All of the material below is to be returned exactly.

..........

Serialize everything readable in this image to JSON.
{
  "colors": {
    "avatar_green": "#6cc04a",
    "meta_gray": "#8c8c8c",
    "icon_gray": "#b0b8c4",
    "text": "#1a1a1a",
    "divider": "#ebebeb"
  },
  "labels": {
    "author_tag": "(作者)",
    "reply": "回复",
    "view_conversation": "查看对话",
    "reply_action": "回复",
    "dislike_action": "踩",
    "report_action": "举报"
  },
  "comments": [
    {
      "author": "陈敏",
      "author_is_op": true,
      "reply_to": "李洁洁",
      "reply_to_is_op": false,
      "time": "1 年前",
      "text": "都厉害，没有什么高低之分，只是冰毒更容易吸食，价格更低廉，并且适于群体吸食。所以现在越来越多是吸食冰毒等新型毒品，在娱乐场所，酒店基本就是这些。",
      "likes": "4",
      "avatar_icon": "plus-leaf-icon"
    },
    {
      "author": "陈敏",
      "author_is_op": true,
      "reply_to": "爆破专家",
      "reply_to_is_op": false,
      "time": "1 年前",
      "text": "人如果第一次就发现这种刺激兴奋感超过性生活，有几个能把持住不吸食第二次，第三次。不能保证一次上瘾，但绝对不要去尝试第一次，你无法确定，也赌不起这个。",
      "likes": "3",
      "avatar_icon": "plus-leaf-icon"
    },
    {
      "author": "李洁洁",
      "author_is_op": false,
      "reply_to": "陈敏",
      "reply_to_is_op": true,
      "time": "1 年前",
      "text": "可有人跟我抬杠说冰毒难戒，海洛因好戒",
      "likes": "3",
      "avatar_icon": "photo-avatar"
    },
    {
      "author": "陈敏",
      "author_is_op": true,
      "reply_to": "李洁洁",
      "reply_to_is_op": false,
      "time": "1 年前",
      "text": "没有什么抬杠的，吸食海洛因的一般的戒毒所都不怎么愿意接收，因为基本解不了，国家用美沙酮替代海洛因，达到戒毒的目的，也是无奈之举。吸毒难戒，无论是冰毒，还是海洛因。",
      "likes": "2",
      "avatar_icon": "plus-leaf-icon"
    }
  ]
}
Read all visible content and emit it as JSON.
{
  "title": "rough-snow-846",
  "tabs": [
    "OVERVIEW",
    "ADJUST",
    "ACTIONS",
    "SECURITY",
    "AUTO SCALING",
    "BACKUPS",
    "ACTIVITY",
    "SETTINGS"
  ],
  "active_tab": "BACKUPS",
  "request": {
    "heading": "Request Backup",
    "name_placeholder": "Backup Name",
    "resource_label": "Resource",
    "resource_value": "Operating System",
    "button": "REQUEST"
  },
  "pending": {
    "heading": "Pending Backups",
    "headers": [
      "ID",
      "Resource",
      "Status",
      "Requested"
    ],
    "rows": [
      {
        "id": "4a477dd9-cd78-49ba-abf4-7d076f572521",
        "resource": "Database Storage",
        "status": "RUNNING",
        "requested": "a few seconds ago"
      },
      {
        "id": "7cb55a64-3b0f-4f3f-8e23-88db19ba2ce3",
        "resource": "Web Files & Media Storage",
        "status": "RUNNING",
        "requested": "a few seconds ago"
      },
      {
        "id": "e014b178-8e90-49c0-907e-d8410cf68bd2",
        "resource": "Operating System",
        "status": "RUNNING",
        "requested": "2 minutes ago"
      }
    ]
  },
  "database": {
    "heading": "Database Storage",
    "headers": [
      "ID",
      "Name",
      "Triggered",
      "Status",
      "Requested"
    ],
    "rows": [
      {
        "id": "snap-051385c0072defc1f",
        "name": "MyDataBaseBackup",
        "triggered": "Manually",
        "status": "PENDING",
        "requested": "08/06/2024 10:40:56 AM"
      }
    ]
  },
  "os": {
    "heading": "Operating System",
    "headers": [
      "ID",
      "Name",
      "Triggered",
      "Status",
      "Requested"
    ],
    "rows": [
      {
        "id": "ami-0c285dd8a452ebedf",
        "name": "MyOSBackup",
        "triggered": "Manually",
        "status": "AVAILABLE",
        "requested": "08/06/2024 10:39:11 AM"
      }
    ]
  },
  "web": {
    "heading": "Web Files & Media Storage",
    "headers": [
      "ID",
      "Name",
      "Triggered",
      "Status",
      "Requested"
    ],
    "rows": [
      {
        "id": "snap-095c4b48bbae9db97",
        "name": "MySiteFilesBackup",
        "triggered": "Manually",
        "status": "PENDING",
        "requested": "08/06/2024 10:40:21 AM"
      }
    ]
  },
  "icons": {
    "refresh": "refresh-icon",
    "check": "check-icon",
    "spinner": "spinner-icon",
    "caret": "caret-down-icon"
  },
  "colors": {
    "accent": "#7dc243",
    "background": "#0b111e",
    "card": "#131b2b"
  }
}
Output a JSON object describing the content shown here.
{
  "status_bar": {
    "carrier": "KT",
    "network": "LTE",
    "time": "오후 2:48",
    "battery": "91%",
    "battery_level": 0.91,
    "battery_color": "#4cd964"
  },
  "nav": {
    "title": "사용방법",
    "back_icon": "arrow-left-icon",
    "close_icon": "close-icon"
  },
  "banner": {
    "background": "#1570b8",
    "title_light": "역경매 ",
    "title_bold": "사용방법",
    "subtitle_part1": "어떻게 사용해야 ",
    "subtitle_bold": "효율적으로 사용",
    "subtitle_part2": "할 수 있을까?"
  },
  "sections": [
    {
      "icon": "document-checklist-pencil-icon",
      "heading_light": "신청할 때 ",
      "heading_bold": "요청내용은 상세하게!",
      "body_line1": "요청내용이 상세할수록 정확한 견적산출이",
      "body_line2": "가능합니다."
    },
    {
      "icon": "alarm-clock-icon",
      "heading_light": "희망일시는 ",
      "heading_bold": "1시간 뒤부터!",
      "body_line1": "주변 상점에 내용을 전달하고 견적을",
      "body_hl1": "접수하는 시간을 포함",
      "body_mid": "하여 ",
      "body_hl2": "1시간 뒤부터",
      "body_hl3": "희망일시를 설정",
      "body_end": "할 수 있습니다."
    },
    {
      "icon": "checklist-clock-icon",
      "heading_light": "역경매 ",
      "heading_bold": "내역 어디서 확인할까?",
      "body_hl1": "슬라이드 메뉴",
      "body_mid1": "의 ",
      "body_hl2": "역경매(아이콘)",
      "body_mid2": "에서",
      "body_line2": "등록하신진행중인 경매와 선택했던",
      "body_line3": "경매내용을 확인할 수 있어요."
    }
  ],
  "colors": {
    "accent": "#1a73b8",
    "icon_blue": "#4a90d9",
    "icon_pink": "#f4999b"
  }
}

..........

= SOLVED PROBLEM =
Serialize everything readable in this image to JSON.
{
  "colors": {
    "avatar_green": "#6cc04a",
    "meta_gray": "#8c8c8c",
    "icon_gray": "#b0b8c4",
    "text": "#1a1a1a",
    "divider": "#ebebeb"
  },
  "labels": {
    "author_tag": "(作者)",
    "reply": "回复",
    "view_conversation": "查看对话",
    "reply_action": "回复",
    "dislike_action": "踩",
    "report_action": "举报"
  },
  "comments": [
    {
      "author": "陈敏",
      "author_is_op": true,
      "reply_to": "李洁洁",
      "reply_to_is_op": false,
      "time": "1 年前",
      "text": "都厉害，没有什么高低之分，只是冰毒更容易吸食，价格更低廉，并且适于群体吸食。所以现在越来越多是吸食冰毒等新型毒品，在娱乐场所，酒店基本就是这些。",
      "likes": "4",
      "avatar_icon": "plus-leaf-icon"
    },
    {
      "author": "陈敏",
      "author_is_op": true,
      "reply_to": "爆破专家",
      "reply_to_is_op": false,
      "time": "1 年前",
      "text": "人如果第一次就发现这种刺激兴奋感超过性生活，有几个能把持住不吸食第二次，第三次。不能保证一次上瘾，但绝对不要去尝试第一次，你无法确定，也赌不起这个。",
      "likes": "3",
      "avatar_icon": "plus-leaf-icon"
    },
    {
      "author": "李洁洁",
      "author_is_op": false,
      "reply_to": "陈敏",
      "reply_to_is_op": true,
      "time": "1 年前",
      "text": "可有人跟我抬杠说冰毒难戒，海洛因好戒",
      "likes": "3",
      "avatar_icon": "photo-avatar"
    },
    {
      "author": "陈敏",
      "author_is_op": true,
      "reply_to": "李洁洁",
      "reply_to_is_op": false,
      "time": "1 年前",
      "text": "没有什么抬杠的，吸食海洛因的一般的戒毒所都不怎么愿意接收，因为基本解不了，国家用美沙酮替代海洛因，达到戒毒的目的，也是无奈之举。吸毒难戒，无论是冰毒，还是海洛因。",
      "likes": "2",
      "avatar_icon": "plus-leaf-icon"
    }
  ]
}
Read all visible content and emit it as JSON.
{
  "title": "rough-snow-846",
  "tabs": [
    "OVERVIEW",
    "ADJUST",
    "ACTIONS",
    "SECURITY",
    "AUTO SCALING",
    "BACKUPS",
    "ACTIVITY",
    "SETTINGS"
  ],
  "active_tab": "BACKUPS",
  "request": {
    "heading": "Request Backup",
    "name_placeholder": "Backup Name",
    "resource_label": "Resource",
    "resource_value": "Operating System",
    "button": "REQUEST"
  },
  "pending": {
    "heading": "Pending Backups",
    "headers": [
      "ID",
      "Resource",
      "Status",
      "Requested"
    ],
    "rows": [
      {
        "id": "4a477dd9-cd78-49ba-abf4-7d076f572521",
        "resource": "Database Storage",
        "status": "RUNNING",
        "requested": "a few seconds ago"
      },
      {
        "id": "7cb55a64-3b0f-4f3f-8e23-88db19ba2ce3",
        "resource": "Web Files & Media Storage",
        "status": "RUNNING",
        "requested": "a few seconds ago"
      },
      {
        "id": "e014b178-8e90-49c0-907e-d8410cf68bd2",
        "resource": "Operating System",
        "status": "RUNNING",
        "requested": "2 minutes ago"
      }
    ]
  },
  "database": {
    "heading": "Database Storage",
    "headers": [
      "ID",
      "Name",
      "Triggered",
      "Status",
      "Requested"
    ],
    "rows": [
      {
        "id": "snap-051385c0072defc1f",
        "name": "MyDataBaseBackup",
        "triggered": "Manually",
        "status": "PENDING",
        "requested": "08/06/2024 10:40:56 AM"
      }
    ]
  },
  "os": {
    "heading": "Operating System",
    "headers": [
      "ID",
      "Name",
      "Triggered",
      "Status",
      "Requested"
    ],
    "rows": [
      {
        "id": "ami-0c285dd8a452ebedf",
        "name": "MyOSBackup",
        "triggered": "Manually",
        "status": "AVAILABLE",
        "requested": "08/06/2024 10:39:11 AM"
      }
    ]
  },
  "web": {
    "heading": "Web Files & Media Storage",
    "headers": [
      "ID",
      "Name",
      "Triggered",
      "Status",
      "Requested"
    ],
    "rows": [
      {
        "id": "snap-095c4b48bbae9db97",
        "name": "MySiteFilesBackup",
        "triggered": "Manually",
        "status": "PENDING",
        "requested": "08/06/2024 10:40:21 AM"
      }
    ]
  },
  "icons": {
    "refresh": "refresh-icon",
    "check": "check-icon",
    "spinner": "spinner-icon",
    "caret": "caret-down-icon"
  },
  "colors": {
    "accent": "#7dc243",
    "background": "#0b111e",
    "card": "#131b2b"
  }
}
Output a JSON object describing the content shown here.
{
  "status_bar": {
    "carrier": "KT",
    "network": "LTE",
    "time": "오후 2:48",
    "battery": "91%",
    "battery_level": 0.91,
    "battery_color": "#4cd964"
  },
  "nav": {
    "title": "사용방법",
    "back_icon": "arrow-left-icon",
    "close_icon": "close-icon"
  },
  "banner": {
    "background": "#1570b8",
    "title_light": "역경매 ",
    "title_bold": "사용방법",
    "subtitle_part1": "어떻게 사용해야 ",
    "subtitle_bold": "효율적으로 사용",
    "subtitle_part2": "할 수 있을까?"
  },
  "sections": [
    {
      "icon": "document-checklist-pencil-icon",
      "heading_light": "신청할 때 ",
      "heading_bold": "요청내용은 상세하게!",
      "body_line1": "요청내용이 상세할수록 정확한 견적산출이",
      "body_line2": "가능합니다."
    },
    {
      "icon": "alarm-clock-icon",
      "heading_light": "희망일시는 ",
      "heading_bold": "1시간 뒤부터!",
      "body_line1": "주변 상점에 내용을 전달하고 견적을",
      "body_hl1": "접수하는 시간을 포함",
      "body_mid": "하여 ",
      "body_hl2": "1시간 뒤부터",
      "body_hl3": "희망일시를 설정",
      "body_end": "할 수 있습니다."
    },
    {
      "icon": "checklist-clock-icon",
      "heading_light": "역경매 ",
      "heading_bold": "내역 어디서 확인할까?",
      "body_hl1": "슬라이드 메뉴",
      "body_mid1": "의 ",
      "body_hl2": "역경매(아이콘)",
      "body_mid2": "에서",
      "body_line2": "등록하신진행중인 경매와 선택했던",
      "body_line3": "경매내용을 확인할 수 있어요."
    }
  ],
  "colors": {
    "accent": "#1a73b8",
    "icon_blue": "#4a90d9",
    "icon_pink": "#f4999b"
  }
}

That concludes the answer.